§ **Exercise objective**:
Return each line of the records holding the string "index".

§ **Provided material**:
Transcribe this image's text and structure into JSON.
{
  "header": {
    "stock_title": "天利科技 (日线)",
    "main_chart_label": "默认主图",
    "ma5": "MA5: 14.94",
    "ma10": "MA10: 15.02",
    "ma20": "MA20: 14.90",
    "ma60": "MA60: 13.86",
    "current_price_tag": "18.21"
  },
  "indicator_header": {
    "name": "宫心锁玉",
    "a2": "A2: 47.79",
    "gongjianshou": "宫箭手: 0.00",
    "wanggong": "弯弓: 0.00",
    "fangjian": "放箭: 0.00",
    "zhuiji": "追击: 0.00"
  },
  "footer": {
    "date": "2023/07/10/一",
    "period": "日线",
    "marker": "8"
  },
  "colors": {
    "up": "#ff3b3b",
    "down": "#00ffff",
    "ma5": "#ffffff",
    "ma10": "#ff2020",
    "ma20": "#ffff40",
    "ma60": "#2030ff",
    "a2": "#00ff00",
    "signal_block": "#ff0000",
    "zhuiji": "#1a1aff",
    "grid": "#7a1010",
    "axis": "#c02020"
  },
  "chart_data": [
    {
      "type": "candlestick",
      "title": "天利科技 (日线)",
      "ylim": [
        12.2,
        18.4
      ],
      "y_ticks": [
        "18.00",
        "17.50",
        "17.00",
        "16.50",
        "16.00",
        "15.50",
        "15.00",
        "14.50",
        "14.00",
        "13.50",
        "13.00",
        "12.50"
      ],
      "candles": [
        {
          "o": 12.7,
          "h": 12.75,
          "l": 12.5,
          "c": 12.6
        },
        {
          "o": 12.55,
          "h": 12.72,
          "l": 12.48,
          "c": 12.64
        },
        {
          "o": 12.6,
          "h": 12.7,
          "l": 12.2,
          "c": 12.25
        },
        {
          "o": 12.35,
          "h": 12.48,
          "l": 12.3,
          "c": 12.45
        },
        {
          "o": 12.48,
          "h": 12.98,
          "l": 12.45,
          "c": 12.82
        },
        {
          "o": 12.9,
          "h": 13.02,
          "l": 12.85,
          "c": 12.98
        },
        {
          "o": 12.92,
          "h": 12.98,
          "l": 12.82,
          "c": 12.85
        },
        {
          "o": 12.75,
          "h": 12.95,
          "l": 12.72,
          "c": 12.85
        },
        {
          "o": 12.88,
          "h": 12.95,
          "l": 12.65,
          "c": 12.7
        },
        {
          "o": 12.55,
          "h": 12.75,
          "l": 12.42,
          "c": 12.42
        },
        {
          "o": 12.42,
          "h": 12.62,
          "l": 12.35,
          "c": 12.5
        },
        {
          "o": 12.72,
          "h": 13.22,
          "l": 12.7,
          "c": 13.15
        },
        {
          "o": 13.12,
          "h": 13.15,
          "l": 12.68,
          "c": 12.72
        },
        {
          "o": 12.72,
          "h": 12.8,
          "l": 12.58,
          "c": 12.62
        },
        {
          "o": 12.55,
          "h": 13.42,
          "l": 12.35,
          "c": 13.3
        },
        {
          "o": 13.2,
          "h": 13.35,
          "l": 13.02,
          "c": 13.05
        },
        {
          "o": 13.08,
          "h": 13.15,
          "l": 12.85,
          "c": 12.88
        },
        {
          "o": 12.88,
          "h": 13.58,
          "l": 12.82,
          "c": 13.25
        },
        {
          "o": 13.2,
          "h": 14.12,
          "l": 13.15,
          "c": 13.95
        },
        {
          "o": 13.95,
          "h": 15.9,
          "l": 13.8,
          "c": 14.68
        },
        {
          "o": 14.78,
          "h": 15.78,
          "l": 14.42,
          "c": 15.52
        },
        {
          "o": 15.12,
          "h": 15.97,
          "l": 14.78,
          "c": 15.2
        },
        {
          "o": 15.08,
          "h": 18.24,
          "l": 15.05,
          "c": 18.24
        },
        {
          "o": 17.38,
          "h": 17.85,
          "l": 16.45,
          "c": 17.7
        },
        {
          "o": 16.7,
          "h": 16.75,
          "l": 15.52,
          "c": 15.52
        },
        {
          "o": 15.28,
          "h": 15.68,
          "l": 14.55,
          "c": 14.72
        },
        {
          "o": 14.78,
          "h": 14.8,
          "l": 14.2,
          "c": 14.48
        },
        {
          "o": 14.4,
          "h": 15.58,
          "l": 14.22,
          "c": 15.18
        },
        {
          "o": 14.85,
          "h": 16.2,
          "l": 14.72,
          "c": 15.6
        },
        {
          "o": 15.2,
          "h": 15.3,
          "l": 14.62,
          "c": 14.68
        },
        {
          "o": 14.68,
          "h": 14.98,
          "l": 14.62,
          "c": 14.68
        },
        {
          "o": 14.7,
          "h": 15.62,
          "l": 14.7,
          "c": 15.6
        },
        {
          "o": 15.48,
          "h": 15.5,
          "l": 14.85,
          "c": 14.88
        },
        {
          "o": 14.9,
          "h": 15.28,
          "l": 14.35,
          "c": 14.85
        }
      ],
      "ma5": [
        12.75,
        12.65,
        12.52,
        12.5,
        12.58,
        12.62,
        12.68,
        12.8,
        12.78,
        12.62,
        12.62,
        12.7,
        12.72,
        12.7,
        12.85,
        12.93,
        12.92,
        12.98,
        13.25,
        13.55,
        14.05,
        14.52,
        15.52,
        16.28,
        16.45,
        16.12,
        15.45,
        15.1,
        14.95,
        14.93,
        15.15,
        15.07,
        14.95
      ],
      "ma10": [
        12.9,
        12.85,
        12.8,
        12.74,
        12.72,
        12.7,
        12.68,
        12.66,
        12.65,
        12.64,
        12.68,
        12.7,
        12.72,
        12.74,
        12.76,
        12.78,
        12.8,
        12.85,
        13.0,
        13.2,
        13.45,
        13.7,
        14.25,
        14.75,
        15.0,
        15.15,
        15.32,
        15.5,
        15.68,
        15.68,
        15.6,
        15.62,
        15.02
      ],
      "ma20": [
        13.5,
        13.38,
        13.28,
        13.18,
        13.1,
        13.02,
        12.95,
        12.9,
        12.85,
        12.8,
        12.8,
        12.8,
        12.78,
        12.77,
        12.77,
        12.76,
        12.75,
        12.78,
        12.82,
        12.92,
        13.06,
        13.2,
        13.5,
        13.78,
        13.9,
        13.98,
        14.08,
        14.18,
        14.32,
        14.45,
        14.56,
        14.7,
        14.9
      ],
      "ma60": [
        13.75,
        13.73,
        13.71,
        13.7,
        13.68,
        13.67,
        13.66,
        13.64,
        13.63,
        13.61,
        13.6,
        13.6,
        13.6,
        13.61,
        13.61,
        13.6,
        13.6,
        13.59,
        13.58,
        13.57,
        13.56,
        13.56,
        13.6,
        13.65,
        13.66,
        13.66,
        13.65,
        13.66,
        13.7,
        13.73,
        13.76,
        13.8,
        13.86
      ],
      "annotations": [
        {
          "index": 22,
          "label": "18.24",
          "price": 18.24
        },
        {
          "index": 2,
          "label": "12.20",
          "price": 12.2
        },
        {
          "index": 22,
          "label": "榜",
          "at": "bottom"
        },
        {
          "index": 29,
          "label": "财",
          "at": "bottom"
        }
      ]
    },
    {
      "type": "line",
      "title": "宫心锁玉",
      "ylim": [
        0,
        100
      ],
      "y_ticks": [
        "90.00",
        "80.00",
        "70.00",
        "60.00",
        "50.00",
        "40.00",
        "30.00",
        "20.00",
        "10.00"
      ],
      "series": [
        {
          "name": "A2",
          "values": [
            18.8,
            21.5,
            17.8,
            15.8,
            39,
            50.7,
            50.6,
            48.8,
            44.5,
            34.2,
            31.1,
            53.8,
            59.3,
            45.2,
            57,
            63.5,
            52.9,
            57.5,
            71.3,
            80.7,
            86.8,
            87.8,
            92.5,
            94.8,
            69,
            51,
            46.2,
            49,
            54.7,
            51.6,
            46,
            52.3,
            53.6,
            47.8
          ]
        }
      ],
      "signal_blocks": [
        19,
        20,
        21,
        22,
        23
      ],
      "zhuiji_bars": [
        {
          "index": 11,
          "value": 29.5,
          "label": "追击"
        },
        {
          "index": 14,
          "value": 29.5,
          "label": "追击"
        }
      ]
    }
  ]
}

§ **Written answer**:
          "index": 22,
          "index": 2,
          "index": 22,
          "index": 29,
          "index": 11,
          "index": 14,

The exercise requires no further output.